┌────────

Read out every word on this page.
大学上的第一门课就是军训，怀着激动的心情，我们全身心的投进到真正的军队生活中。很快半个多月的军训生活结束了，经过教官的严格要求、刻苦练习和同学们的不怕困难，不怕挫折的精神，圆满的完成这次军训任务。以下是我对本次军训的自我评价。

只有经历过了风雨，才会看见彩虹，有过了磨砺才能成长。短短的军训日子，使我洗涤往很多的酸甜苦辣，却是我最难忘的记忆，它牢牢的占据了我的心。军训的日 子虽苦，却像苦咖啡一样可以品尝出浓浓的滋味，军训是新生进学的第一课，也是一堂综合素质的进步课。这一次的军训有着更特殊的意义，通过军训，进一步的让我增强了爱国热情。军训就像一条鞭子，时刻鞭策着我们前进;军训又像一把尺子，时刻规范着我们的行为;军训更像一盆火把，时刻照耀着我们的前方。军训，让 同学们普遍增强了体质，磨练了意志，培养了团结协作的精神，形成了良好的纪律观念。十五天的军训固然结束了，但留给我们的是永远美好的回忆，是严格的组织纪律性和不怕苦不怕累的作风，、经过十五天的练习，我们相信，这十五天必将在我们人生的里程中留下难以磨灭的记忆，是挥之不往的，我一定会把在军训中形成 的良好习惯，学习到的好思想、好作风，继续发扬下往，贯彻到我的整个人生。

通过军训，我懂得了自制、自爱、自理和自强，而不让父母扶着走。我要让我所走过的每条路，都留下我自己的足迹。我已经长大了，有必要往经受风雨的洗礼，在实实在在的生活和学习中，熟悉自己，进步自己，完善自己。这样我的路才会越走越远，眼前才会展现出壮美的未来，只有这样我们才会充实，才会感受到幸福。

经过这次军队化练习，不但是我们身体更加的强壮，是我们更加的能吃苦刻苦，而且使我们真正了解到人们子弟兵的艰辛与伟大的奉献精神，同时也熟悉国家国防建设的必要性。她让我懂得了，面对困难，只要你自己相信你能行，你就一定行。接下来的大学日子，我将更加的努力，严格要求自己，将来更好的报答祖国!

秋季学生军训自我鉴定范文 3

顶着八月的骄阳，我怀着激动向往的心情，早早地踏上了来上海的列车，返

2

└────────

EXERCISE REQUIREMENTS = Write the number of lines containing the word "通过军训" and nothing besides it.

THE RESULT = 2